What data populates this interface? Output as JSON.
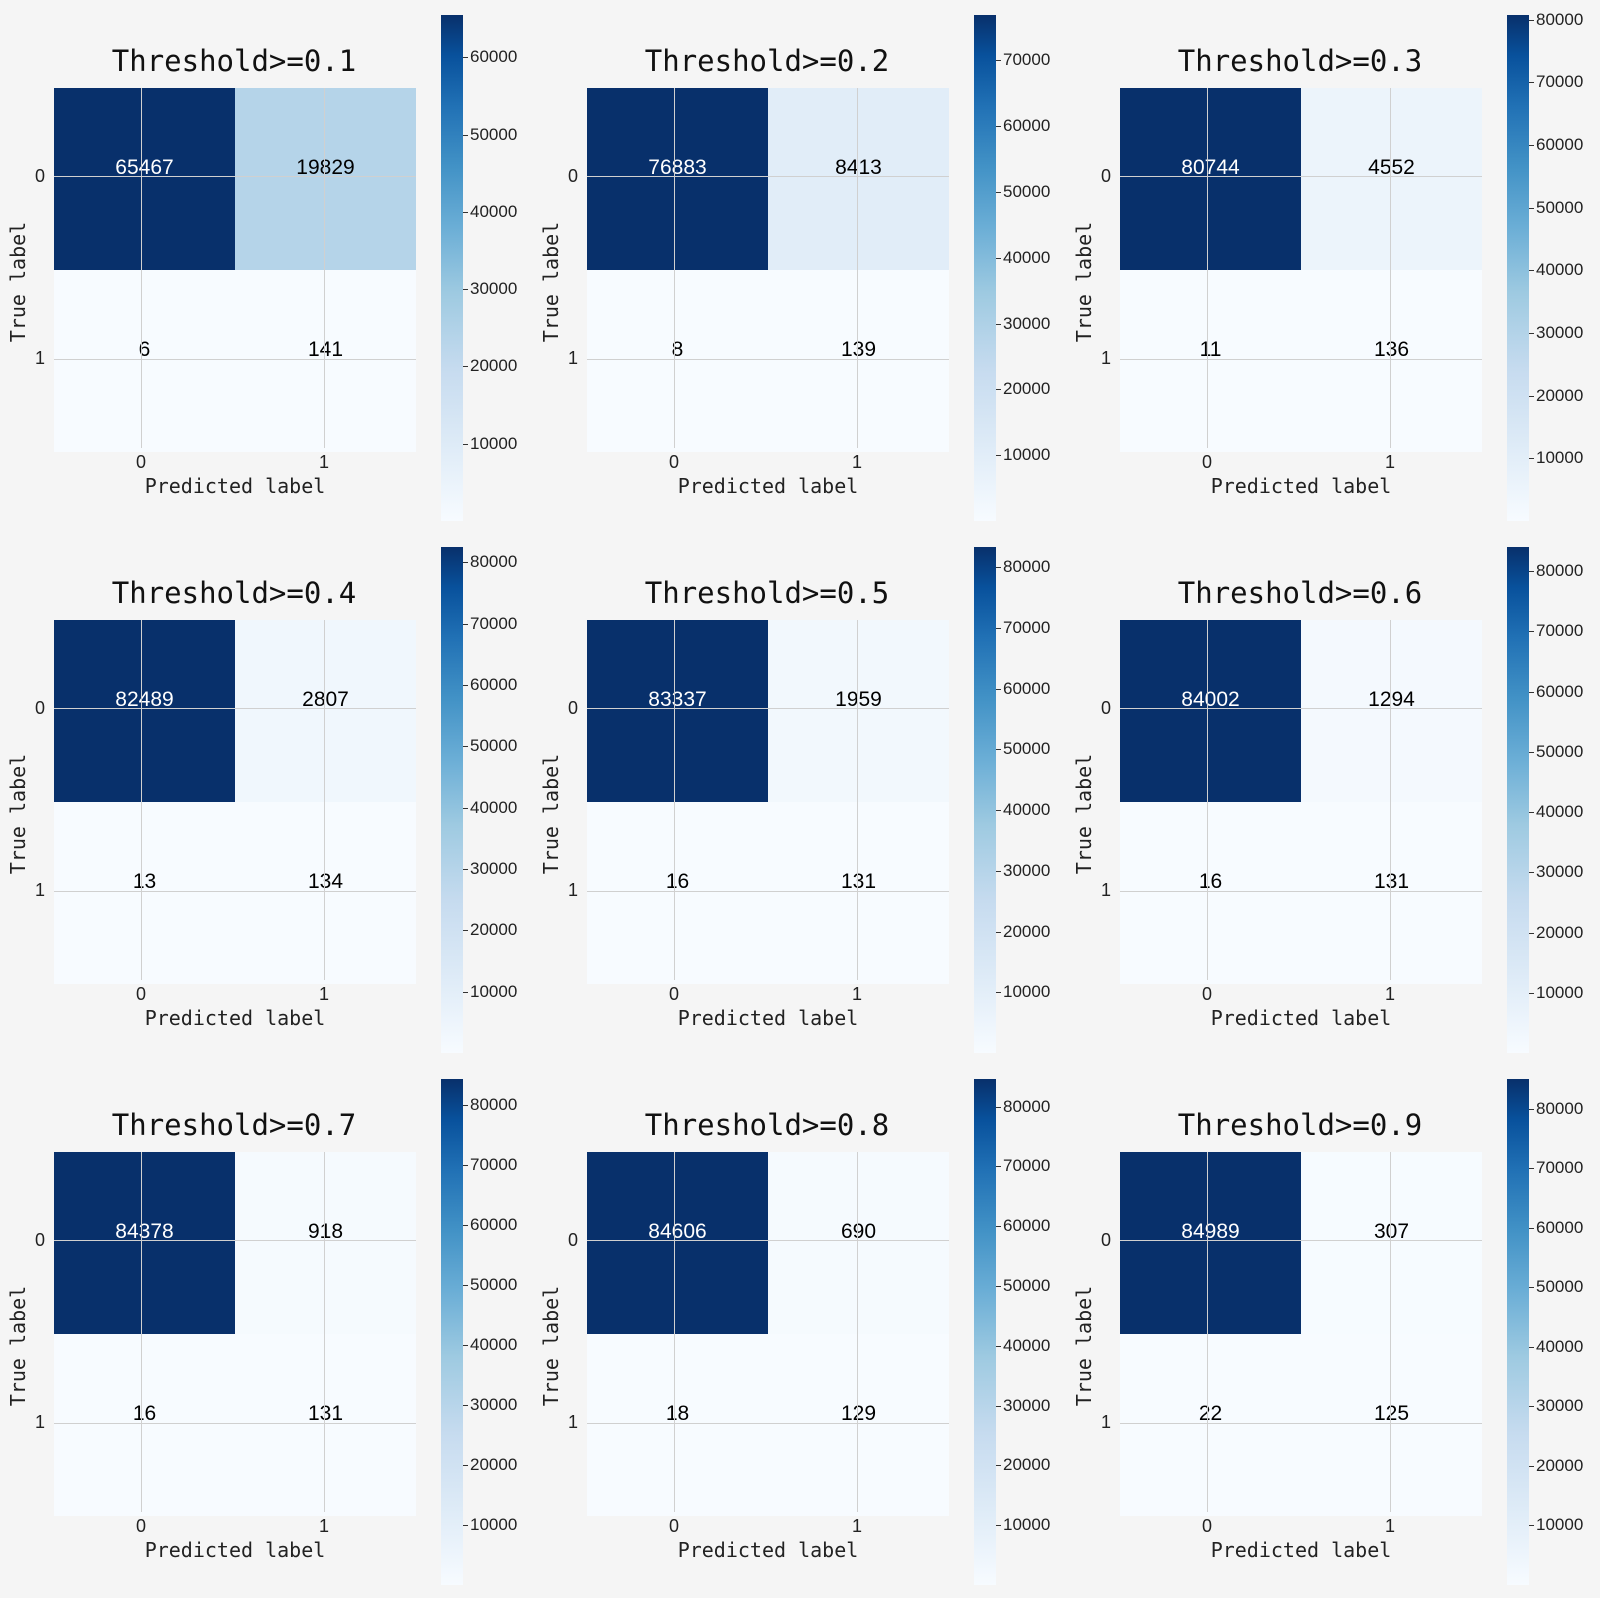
{
  "chart_data": [
    {
      "type": "heatmap",
      "title": "Threshold>=0.1",
      "matrix": [
        [
          65467,
          19829
        ],
        [
          6,
          141
        ]
      ],
      "xlabel": "Predicted label",
      "ylabel": "True label",
      "x_ticks": [
        "0",
        "1"
      ],
      "y_ticks": [
        "0",
        "1"
      ],
      "colorbar": {
        "colormap": "Blues",
        "min": 0,
        "max": 65467,
        "ticks": [
          "10000",
          "20000",
          "30000",
          "40000",
          "50000",
          "60000"
        ]
      }
    },
    {
      "type": "heatmap",
      "title": "Threshold>=0.2",
      "matrix": [
        [
          76883,
          8413
        ],
        [
          8,
          139
        ]
      ],
      "xlabel": "Predicted label",
      "ylabel": "True label",
      "x_ticks": [
        "0",
        "1"
      ],
      "y_ticks": [
        "0",
        "1"
      ],
      "colorbar": {
        "colormap": "Blues",
        "min": 0,
        "max": 76883,
        "ticks": [
          "10000",
          "20000",
          "30000",
          "40000",
          "50000",
          "60000",
          "70000"
        ]
      }
    },
    {
      "type": "heatmap",
      "title": "Threshold>=0.3",
      "matrix": [
        [
          80744,
          4552
        ],
        [
          11,
          136
        ]
      ],
      "xlabel": "Predicted label",
      "ylabel": "True label",
      "x_ticks": [
        "0",
        "1"
      ],
      "y_ticks": [
        "0",
        "1"
      ],
      "colorbar": {
        "colormap": "Blues",
        "min": 0,
        "max": 80744,
        "ticks": [
          "10000",
          "20000",
          "30000",
          "40000",
          "50000",
          "60000",
          "70000",
          "80000"
        ]
      }
    },
    {
      "type": "heatmap",
      "title": "Threshold>=0.4",
      "matrix": [
        [
          82489,
          2807
        ],
        [
          13,
          134
        ]
      ],
      "xlabel": "Predicted label",
      "ylabel": "True label",
      "x_ticks": [
        "0",
        "1"
      ],
      "y_ticks": [
        "0",
        "1"
      ],
      "colorbar": {
        "colormap": "Blues",
        "min": 0,
        "max": 82489,
        "ticks": [
          "10000",
          "20000",
          "30000",
          "40000",
          "50000",
          "60000",
          "70000",
          "80000"
        ]
      }
    },
    {
      "type": "heatmap",
      "title": "Threshold>=0.5",
      "matrix": [
        [
          83337,
          1959
        ],
        [
          16,
          131
        ]
      ],
      "xlabel": "Predicted label",
      "ylabel": "True label",
      "x_ticks": [
        "0",
        "1"
      ],
      "y_ticks": [
        "0",
        "1"
      ],
      "colorbar": {
        "colormap": "Blues",
        "min": 0,
        "max": 83337,
        "ticks": [
          "10000",
          "20000",
          "30000",
          "40000",
          "50000",
          "60000",
          "70000",
          "80000"
        ]
      }
    },
    {
      "type": "heatmap",
      "title": "Threshold>=0.6",
      "matrix": [
        [
          84002,
          1294
        ],
        [
          16,
          131
        ]
      ],
      "xlabel": "Predicted label",
      "ylabel": "True label",
      "x_ticks": [
        "0",
        "1"
      ],
      "y_ticks": [
        "0",
        "1"
      ],
      "colorbar": {
        "colormap": "Blues",
        "min": 0,
        "max": 84002,
        "ticks": [
          "10000",
          "20000",
          "30000",
          "40000",
          "50000",
          "60000",
          "70000",
          "80000"
        ]
      }
    },
    {
      "type": "heatmap",
      "title": "Threshold>=0.7",
      "matrix": [
        [
          84378,
          918
        ],
        [
          16,
          131
        ]
      ],
      "xlabel": "Predicted label",
      "ylabel": "True label",
      "x_ticks": [
        "0",
        "1"
      ],
      "y_ticks": [
        "0",
        "1"
      ],
      "colorbar": {
        "colormap": "Blues",
        "min": 0,
        "max": 84378,
        "ticks": [
          "10000",
          "20000",
          "30000",
          "40000",
          "50000",
          "60000",
          "70000",
          "80000"
        ]
      }
    },
    {
      "type": "heatmap",
      "title": "Threshold>=0.8",
      "matrix": [
        [
          84606,
          690
        ],
        [
          18,
          129
        ]
      ],
      "xlabel": "Predicted label",
      "ylabel": "True label",
      "x_ticks": [
        "0",
        "1"
      ],
      "y_ticks": [
        "0",
        "1"
      ],
      "colorbar": {
        "colormap": "Blues",
        "min": 0,
        "max": 84606,
        "ticks": [
          "10000",
          "20000",
          "30000",
          "40000",
          "50000",
          "60000",
          "70000",
          "80000"
        ]
      }
    },
    {
      "type": "heatmap",
      "title": "Threshold>=0.9",
      "matrix": [
        [
          84989,
          307
        ],
        [
          22,
          125
        ]
      ],
      "xlabel": "Predicted label",
      "ylabel": "True label",
      "x_ticks": [
        "0",
        "1"
      ],
      "y_ticks": [
        "0",
        "1"
      ],
      "colorbar": {
        "colormap": "Blues",
        "min": 0,
        "max": 84989,
        "ticks": [
          "10000",
          "20000",
          "30000",
          "40000",
          "50000",
          "60000",
          "70000",
          "80000"
        ]
      }
    }
  ]
}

________________________________________

Problem details → Sift through the entries and copy every line with "Threshold".

Answer to the problem →
      "title": "Threshold>=0.1",
      "title": "Threshold>=0.2",
      "title": "Threshold>=0.3",
      "title": "Threshold>=0.4",
      "title": "Threshold>=0.5",
      "title": "Threshold>=0.6",
      "title": "Threshold>=0.7",
      "title": "Threshold>=0.8",
      "title": "Threshold>=0.9",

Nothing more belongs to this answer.